*EXERCISE AIM*
Out of the lines in this data, how many include "name"? Give the number and nothing else.
___ ENTRIES
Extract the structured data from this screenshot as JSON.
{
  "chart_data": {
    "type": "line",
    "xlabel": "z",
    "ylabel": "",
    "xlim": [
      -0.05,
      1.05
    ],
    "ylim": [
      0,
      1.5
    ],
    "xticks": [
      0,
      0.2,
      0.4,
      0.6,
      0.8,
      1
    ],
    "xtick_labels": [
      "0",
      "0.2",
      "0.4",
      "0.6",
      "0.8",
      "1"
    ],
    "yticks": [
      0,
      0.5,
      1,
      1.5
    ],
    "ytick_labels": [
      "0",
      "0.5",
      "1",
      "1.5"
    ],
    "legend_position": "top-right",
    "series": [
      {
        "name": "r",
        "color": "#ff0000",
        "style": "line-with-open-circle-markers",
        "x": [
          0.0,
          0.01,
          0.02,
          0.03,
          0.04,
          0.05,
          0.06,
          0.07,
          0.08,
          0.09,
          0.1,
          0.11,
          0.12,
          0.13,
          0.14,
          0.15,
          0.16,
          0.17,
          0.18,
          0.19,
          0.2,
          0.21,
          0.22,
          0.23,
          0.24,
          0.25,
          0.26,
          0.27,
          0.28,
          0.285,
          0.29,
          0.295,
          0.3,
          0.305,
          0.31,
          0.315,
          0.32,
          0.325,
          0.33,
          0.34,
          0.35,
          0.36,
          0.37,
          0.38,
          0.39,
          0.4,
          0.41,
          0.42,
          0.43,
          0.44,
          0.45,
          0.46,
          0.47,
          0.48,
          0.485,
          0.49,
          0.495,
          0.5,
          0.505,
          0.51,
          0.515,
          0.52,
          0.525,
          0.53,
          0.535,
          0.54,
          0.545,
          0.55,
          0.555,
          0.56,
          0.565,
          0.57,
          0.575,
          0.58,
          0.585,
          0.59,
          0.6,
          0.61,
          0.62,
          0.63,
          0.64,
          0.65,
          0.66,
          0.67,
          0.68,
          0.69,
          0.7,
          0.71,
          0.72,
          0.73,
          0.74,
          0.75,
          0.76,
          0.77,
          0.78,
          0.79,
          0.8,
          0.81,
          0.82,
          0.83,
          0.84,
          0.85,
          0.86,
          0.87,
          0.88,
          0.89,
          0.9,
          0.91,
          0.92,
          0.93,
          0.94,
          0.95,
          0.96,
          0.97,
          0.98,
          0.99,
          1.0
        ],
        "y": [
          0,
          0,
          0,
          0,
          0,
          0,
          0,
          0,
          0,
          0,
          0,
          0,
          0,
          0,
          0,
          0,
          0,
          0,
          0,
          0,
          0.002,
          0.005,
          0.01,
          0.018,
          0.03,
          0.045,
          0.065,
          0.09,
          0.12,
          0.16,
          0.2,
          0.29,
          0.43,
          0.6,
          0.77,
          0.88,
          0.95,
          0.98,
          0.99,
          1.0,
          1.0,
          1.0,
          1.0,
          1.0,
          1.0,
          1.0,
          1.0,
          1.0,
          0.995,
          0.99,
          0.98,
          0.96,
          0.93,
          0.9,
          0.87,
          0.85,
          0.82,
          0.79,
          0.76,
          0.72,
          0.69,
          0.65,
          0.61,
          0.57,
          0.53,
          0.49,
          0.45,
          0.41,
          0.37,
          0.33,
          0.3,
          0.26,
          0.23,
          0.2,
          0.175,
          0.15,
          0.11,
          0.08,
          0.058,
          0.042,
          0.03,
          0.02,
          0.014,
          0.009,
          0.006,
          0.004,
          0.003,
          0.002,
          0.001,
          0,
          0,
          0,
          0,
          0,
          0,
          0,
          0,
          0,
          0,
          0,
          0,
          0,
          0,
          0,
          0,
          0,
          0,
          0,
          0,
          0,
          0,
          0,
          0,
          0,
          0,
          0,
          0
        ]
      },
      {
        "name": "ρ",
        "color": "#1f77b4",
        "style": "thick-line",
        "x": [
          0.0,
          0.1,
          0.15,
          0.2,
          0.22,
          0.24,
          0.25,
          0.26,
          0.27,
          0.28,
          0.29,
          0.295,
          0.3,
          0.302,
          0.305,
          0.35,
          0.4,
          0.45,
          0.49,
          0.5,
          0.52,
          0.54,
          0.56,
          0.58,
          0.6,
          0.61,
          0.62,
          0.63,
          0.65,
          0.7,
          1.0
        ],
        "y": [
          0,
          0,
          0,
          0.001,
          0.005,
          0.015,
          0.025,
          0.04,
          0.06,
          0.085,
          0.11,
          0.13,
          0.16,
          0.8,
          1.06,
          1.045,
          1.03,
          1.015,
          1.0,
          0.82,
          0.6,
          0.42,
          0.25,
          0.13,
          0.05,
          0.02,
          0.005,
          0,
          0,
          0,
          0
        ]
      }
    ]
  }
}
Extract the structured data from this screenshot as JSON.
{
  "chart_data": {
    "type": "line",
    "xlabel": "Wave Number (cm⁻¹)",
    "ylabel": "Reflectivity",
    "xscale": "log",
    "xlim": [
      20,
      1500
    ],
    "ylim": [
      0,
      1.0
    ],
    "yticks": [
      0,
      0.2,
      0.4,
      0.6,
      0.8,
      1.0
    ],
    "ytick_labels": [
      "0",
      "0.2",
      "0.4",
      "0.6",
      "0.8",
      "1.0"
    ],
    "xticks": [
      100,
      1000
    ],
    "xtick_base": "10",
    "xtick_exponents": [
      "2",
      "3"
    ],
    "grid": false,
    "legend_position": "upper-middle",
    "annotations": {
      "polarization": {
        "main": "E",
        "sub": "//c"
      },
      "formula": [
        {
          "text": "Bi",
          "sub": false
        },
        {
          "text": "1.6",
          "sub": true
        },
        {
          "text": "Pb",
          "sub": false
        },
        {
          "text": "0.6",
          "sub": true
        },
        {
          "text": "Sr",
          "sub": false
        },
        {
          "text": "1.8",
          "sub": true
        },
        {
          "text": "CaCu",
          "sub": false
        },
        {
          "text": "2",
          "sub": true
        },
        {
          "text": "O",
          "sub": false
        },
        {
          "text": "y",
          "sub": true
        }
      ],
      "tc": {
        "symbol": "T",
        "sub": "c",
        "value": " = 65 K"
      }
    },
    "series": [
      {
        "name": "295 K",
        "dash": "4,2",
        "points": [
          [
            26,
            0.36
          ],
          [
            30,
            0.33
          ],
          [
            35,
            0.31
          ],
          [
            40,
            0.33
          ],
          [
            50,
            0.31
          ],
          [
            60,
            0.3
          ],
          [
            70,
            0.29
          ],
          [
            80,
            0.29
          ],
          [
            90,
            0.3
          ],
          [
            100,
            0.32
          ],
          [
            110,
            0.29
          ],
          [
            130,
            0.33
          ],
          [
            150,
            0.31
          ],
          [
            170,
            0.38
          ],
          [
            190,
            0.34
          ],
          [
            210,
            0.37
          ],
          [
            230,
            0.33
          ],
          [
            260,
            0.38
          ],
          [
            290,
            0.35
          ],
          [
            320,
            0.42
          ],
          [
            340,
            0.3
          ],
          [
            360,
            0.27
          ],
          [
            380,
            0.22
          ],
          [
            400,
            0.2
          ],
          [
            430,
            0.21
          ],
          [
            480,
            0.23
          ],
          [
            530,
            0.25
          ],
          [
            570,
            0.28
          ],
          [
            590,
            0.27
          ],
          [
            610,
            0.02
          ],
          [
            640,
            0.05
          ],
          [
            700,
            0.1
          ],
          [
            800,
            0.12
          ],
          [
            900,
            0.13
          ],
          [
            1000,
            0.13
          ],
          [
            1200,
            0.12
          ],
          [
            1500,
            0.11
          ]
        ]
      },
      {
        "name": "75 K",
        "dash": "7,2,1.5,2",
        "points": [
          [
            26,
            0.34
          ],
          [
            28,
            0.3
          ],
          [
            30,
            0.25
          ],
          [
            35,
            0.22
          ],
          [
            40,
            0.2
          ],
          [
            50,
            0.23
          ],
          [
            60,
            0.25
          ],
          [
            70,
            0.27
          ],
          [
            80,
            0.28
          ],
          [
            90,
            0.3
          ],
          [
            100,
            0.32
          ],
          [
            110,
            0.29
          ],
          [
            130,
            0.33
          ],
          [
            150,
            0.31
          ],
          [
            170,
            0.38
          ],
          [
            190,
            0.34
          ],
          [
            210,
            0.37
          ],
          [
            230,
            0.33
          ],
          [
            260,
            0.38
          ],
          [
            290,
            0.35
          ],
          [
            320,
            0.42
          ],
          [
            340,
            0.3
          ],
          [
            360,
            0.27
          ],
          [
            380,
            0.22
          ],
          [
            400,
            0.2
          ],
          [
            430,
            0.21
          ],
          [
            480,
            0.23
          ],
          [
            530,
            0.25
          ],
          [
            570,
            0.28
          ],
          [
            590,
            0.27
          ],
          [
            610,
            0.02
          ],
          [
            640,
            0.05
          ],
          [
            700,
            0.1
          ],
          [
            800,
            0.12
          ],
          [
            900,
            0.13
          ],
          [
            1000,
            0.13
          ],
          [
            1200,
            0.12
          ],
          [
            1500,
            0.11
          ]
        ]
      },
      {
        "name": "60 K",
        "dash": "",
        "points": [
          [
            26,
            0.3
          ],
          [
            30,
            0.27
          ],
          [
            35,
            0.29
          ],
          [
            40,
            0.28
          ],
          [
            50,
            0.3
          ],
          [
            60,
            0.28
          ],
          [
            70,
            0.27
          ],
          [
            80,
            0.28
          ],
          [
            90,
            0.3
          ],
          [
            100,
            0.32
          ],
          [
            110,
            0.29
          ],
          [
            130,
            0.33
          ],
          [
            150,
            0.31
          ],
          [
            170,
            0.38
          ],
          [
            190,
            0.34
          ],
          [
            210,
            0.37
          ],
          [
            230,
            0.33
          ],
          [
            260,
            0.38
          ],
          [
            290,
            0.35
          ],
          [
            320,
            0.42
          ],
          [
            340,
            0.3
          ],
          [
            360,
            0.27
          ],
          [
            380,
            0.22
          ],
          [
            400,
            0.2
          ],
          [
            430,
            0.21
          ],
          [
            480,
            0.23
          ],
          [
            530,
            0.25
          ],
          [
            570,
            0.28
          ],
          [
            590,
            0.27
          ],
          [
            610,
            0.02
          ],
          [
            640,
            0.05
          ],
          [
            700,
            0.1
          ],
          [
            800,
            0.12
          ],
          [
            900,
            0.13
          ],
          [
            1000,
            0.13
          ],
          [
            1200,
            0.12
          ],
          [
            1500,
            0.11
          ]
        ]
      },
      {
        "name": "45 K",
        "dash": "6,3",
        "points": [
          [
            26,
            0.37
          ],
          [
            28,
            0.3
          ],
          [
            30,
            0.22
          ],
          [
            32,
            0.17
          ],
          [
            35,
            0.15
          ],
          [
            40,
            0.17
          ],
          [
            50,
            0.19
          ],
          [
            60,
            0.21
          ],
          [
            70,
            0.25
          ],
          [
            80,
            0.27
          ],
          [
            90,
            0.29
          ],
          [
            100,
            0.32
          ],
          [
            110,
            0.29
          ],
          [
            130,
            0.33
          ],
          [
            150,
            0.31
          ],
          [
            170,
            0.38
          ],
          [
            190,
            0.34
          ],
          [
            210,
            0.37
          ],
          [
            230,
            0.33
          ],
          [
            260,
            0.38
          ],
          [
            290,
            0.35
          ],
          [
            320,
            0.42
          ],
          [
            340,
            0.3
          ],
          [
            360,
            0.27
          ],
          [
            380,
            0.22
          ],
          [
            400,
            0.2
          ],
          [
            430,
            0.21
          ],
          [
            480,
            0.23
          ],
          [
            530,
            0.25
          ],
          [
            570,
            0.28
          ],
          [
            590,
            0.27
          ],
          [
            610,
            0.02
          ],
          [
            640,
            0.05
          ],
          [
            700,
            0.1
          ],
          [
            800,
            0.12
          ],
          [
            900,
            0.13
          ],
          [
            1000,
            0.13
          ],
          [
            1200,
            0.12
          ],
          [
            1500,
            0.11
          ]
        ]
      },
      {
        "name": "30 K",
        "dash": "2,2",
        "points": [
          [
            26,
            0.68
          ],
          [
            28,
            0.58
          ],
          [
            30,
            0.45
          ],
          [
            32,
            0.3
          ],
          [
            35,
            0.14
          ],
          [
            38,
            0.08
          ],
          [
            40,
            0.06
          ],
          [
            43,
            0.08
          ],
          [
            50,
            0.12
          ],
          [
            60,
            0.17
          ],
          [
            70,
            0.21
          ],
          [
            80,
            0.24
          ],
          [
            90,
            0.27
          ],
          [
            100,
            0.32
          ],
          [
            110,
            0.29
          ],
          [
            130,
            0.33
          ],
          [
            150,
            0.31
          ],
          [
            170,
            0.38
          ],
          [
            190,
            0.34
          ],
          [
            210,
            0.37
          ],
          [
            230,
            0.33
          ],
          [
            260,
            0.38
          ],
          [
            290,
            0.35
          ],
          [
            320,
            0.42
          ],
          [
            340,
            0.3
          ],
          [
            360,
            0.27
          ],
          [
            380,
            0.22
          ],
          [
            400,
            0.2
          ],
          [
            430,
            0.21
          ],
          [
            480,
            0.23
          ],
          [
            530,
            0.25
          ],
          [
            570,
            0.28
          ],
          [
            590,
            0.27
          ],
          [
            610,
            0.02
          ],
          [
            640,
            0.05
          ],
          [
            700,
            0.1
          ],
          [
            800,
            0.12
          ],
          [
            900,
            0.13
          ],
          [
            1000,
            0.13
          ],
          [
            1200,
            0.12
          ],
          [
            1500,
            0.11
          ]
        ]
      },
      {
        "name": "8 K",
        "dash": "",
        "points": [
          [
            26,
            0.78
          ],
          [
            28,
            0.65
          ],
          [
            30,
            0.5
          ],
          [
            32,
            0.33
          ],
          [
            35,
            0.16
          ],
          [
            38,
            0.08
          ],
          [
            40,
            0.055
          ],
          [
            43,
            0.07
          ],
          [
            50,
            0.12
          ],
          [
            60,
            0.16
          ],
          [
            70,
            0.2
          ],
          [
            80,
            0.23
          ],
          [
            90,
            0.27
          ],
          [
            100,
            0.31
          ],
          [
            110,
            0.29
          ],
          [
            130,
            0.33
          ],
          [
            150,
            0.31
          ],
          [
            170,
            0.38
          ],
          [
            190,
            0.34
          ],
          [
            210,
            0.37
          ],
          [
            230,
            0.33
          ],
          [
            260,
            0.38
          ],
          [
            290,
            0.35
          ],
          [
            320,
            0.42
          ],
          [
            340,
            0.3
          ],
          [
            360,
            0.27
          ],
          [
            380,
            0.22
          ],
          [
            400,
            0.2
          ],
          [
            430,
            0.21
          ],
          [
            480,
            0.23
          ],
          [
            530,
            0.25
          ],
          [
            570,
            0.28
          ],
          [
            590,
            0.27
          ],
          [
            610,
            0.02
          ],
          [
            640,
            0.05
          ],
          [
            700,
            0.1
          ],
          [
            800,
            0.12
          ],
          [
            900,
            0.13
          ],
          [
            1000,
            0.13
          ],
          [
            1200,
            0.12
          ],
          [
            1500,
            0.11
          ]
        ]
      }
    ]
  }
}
______
*EXERCISE OUTPUT*
8